При каждом выкрике он резко вскидывает руки, а затем с силой бросает их вниз. Помогают ли эти самозабвенные команды, или просто нас очень много и очень велика наша сила, но результаты налицо. Понемногу,
В общий рабочий шум вливаются какие-то посторонние звуки. Несутся они от хвостовых вагонов, где совсем темно и костры почему-то погасли. Слышатся громкие крики, а затем несколько выстрелов. Среди нас небольшое замешательство, но работу оставить нельзя, и мы продолжаем тянуть канаты. Шум в темноте постепенно стихает.
Оказывается, пока мы возились с локомотивом, "старички" погасили костры и разграбили хвостовые вагоны. Охрана, сопровождавшая вагоны, разбежалась, а их начальник-майор был так избит, что потом попал в госпиталь. Это он, на горе себе, и пытался воспрепятствовать грабежу.
А там было, что пограбить. В вагонах везли отрезы материи, модельную обувь, серебряную посуду, аккордеоны и другие музыкальные инструменты, дорогую мебель и многое другое, чего в те годы в СССР было очень мало и что ценилось поэтому очень дорого. Брали, разумеется, не всё; громоздкие и ненужные сейчас вещи переломали и бросили.
Все эти трофеи принадлежали не государству, а людям, имевшим власть и доступ к транспорту - генералам, старшим офицерам, политработникам, интендантам и т.д. Все, кто имел хоть малейшую к тому возможность и, я бы сказал, хозяйственную жилку, тащили из Германии в Россию всё, что могли. А вот к хозяевам этой кучи добра фортуна не была благосклонна. И, словно в насмешку, спасла даже от крушения, а потом снова вырвала из рук. Бедные хозяева. С вами получилось совсем как в поговорке "Вор у вора дубинку украл".
Брест-Литовск. Здесь пересадка и, разумеется, длительное ожидание. Мы разбредаемся во все стороны по той же обычной для нас причине. Как и раньше, на стоянках нас ничем не снабжают, а пускают на подножный корм. Считают, что мы сами себя прокормим, а правильнее сказать, ничего не считают. Дескать, вам паёк полагается только на время пути, а длительные остановки не предусмотрены.
Вблизи Бреста развалины крепости и фортов. Они странно выглядят среди поля, словно прорвавшиеся из земных недр потухшие вулканы. Чем-то этот пейзаж напоминает предгорья Кавказа у Пятигорска. Только вместо голубого Бештау здесь горы битого красного кирпича и, конечно, не такие большие.
Свободного времени у нас достаточно, и мы с Иваном Фёдоровичем, пообедав накопанной в чужом поле картошкой, осматриваем руины. Сейчас здесь никого нет, и лазить можно повсюду. Это интересно: такого не увидишь никогда. Перед войной всё скрыто и засекречено, а в послевоенное время туристам показывают прибранные развалины и исполинские бетонные фигуры как бы гиперболизированный героизм.

#### [ЗАДАНИЯ]
A) Что, судя по отрывку, стало с майором, начальником охраны хвостовых вагонов?
B) Перечислите все вещи, которые, по словам отрывка, везли в хвостовых вагонах.
C) Напишите, что могло бы идти дальше в отрывке о дороге через Брест-Литовск.

#### [НАБОР ДАННЫХ]
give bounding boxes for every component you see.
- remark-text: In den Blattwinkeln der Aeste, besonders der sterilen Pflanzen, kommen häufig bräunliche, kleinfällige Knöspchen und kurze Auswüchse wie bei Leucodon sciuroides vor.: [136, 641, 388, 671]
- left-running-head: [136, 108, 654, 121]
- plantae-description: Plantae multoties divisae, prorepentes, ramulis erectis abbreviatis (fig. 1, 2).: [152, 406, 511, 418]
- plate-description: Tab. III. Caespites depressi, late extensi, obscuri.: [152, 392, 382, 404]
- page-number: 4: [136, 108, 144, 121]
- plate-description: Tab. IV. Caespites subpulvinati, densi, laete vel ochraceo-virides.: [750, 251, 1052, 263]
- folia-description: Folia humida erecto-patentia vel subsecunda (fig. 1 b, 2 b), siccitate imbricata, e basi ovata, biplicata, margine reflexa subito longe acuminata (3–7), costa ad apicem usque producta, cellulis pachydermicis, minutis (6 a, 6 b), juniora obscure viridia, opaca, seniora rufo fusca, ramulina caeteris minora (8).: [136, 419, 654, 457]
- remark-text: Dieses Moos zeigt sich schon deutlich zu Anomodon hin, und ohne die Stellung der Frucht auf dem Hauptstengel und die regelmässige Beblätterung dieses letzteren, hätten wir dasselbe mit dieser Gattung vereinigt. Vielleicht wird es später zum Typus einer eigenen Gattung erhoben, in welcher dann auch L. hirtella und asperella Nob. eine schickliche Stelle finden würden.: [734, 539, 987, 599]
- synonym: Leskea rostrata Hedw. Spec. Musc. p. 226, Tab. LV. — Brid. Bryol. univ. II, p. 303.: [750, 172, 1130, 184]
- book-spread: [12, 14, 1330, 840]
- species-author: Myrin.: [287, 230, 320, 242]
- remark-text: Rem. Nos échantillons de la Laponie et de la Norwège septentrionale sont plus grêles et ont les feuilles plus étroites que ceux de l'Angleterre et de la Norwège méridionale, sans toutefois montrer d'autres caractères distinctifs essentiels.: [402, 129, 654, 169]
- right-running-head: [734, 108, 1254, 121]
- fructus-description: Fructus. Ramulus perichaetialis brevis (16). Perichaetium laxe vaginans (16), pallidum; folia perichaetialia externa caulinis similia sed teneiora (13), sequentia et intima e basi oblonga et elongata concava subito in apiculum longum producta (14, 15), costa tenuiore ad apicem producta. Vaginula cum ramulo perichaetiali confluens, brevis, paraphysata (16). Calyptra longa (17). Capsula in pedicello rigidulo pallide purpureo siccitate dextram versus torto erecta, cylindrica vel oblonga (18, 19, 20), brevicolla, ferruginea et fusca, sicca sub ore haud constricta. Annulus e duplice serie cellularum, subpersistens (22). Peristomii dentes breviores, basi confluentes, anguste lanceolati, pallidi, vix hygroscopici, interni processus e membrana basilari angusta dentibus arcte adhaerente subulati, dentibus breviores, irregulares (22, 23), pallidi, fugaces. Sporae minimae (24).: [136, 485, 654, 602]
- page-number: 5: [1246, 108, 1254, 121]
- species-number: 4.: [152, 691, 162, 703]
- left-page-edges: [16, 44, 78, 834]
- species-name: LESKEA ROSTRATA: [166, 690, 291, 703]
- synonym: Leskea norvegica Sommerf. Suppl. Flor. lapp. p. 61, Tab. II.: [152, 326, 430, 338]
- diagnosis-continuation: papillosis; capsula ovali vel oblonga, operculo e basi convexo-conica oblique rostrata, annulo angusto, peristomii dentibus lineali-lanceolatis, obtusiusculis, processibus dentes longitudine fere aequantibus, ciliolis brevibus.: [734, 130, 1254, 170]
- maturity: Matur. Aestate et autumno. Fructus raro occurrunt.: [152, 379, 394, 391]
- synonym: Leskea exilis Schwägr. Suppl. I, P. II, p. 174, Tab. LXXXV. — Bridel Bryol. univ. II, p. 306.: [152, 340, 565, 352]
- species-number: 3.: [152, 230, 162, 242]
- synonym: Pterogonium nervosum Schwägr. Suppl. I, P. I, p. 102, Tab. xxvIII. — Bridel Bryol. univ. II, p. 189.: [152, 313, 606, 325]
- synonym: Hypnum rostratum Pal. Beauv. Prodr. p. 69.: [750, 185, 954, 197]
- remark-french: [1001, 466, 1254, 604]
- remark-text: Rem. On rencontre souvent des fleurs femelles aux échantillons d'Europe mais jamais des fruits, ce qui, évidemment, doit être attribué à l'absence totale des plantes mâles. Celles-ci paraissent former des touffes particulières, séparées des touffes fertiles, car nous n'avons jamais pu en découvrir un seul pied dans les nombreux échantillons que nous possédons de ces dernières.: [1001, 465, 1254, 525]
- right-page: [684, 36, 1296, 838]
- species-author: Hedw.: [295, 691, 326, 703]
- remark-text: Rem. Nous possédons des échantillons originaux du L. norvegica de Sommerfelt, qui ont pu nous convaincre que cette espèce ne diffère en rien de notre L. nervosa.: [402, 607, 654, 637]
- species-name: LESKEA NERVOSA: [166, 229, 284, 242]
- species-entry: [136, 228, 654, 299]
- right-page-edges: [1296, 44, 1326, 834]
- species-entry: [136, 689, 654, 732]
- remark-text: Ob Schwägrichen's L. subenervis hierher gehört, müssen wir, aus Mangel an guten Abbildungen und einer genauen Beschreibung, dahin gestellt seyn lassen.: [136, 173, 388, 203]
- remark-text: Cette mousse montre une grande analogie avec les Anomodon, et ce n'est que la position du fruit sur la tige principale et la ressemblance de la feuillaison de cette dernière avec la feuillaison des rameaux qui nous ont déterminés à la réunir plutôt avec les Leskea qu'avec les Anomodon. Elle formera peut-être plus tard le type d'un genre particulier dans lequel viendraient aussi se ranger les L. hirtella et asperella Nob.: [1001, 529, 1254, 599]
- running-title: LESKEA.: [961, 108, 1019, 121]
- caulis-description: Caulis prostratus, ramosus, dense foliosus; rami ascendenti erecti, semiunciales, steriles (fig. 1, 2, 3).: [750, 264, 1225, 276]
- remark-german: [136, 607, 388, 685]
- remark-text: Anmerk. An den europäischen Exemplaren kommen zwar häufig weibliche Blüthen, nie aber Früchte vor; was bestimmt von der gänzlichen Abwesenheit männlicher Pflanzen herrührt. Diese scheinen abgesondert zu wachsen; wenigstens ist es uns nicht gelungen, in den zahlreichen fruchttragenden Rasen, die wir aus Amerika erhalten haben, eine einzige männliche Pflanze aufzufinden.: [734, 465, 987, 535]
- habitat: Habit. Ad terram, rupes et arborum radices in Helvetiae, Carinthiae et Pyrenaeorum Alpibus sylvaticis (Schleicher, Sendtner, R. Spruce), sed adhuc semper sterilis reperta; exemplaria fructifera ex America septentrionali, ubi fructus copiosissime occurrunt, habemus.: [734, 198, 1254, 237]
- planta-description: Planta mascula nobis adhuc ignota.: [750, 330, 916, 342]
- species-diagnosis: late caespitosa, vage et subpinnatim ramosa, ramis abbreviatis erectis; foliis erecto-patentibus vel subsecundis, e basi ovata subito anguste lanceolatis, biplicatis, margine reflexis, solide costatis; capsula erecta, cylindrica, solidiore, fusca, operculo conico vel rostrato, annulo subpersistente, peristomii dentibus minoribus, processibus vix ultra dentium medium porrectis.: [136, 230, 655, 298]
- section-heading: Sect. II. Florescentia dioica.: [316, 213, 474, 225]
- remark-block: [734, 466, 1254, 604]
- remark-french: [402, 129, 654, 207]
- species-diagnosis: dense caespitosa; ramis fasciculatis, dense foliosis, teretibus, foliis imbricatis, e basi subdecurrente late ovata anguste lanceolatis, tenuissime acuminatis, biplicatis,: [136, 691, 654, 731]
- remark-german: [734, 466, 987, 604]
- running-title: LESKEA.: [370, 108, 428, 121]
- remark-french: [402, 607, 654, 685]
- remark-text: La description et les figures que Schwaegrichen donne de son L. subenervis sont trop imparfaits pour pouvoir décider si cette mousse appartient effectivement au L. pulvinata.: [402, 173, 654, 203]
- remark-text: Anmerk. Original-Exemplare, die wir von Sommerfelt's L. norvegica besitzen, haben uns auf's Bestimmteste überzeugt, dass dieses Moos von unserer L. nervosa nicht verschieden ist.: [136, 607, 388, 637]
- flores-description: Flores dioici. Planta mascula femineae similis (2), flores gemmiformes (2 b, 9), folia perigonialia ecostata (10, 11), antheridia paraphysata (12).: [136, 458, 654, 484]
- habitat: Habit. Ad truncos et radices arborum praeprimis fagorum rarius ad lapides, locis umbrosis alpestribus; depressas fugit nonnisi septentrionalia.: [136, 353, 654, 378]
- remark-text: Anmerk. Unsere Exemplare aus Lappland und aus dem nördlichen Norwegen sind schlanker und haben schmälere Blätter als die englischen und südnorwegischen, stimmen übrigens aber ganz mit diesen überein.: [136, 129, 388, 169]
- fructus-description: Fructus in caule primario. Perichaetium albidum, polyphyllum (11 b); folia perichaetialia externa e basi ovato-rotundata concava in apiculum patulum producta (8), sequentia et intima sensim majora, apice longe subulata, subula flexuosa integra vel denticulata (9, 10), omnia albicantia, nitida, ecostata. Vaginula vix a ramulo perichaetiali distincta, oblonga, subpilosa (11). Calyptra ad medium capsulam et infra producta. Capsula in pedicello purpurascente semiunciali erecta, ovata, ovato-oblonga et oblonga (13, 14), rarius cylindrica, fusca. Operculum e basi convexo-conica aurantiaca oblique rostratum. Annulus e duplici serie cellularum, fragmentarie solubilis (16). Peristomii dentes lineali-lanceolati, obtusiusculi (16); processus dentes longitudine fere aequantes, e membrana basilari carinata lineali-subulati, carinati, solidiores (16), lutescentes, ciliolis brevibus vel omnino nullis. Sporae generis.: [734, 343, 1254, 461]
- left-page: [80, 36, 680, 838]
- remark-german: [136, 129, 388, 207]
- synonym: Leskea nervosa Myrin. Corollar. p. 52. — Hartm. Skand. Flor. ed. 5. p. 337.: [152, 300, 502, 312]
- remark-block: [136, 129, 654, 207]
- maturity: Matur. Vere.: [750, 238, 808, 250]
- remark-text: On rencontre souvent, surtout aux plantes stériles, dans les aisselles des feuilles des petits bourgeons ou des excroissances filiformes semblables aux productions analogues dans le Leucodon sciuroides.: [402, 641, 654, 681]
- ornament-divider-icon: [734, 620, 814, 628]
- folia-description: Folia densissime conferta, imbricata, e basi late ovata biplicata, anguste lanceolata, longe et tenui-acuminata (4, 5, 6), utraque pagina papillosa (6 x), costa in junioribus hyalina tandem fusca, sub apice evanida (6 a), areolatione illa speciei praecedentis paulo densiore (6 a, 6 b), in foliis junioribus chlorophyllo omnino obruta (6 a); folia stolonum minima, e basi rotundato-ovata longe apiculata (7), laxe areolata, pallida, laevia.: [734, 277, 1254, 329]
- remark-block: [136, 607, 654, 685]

#### [ГОТОВЫЕ ОТВЕТЫ]
A) Его так избили, что потом он попал в госпиталь.

B) Отрезы материи, модельная обувь, серебряная посуда, аккордеоны и другие музыкальные инструменты, дорогая мебель.

C)
Сейчас можно видеть, кроме всяких бастионов, рвов, кронверков и других ухищрений военной мысли XIX века, и остатки вооружения. Кое-где на лафетах стоят крепостные пушки. Некоторые из них образца 1902 и даже 1877 годов. Должно быть, попали они сюда ещё в царское время, затем до 1939 года были на вооружении Польши, а потом опять использованы нами. Не пропадать же добру. Вот этими-то музейными экспонатами
Всегда считалось, что Брест - это неприступная крепость. Однако война в 1941 году походя её разрушила и, не задерживаясь, покатилась дальше. Серьёзного военного значения это творение XIX века не имело и, естественно, иметь не могло.
Позже много писалось о героической обороне Брестской крепости. Главным образом, о действиях нескольких её защитников, когда фронт проходил уже в сотнях километров дальше. Думается, что романиста здесь прельстила исключительно героическая сторона дела, так как этот эпизод вряд ли имел военное значение. В первый год войны в тылу у немцев оставались сотни тысяч бойцов разбитых советских дивизий. А, как известно, большой помехи немцам от них не было.
Кормимся мы ячменем и картофелем, то и другое добываем с крестьянских полей. Само собой разумеется, что хозяевам это не нравится. Однажды, когда мы днём, как саранча, опустошали чьё-то поле, вызванный хозяином патруль прогнал нас оттуда автоматными очередями. В другой раз поздним вечером мужики выскочили из засады и бросились ловить незваных собирателей урожая. Все разбежались, а я и Иван Фёдорович попались. Окружив тесным кольцом, неистово нас ругали и грозили самосудом. На последнее, однако, не решились, а повели, как они выражались, к "главнейшему". Старший лейтенант, молодой, рыжеволосый, веснушчатый парень, недослушав пространные жалобы, отослал обвинителей прочь:
– Ладно, идите. Разберёмся и дадим по заслугам.
Когда мы остались одни, дежурный комендант строго и в то же время насмешливо стал нас разглядывать.
– Что же вы, так и будете срамигь советскую армию?
Мы поняли его не сразу и привычно заныли:
– Изголодались. Четвёртые сутки стоим в Бресте, а никто не кормит.
– Не о том я говорю. Как же вы, советские солдаты, позволяете мужикам руки себе выкручивать да в комендатуру вас вести? Забыли, видно, что такое воинская честь?
– Формы нет на нас.
– Так что же из этого? Вас пока ещё никто не демобилизовал. Вот демобилизуют, тогда и позволяйте себе хоть в рожу плевать, - потянувшись и сладко зевнув, он резюмировал:
– Идите. Да смотрите, чтобы больше вас сюда не водили, а то плохо будет.
– И как бы размышляя вслух, уже вслед нам бросил:
– Воровать можно, попадаться только нельзя.
В скитаниях проходит лето, и осенью нас привозят в Козельский офицерский лагерь. В самом Козельске я не был, а видел его только издали, как бы в рамке из колючей проволоки.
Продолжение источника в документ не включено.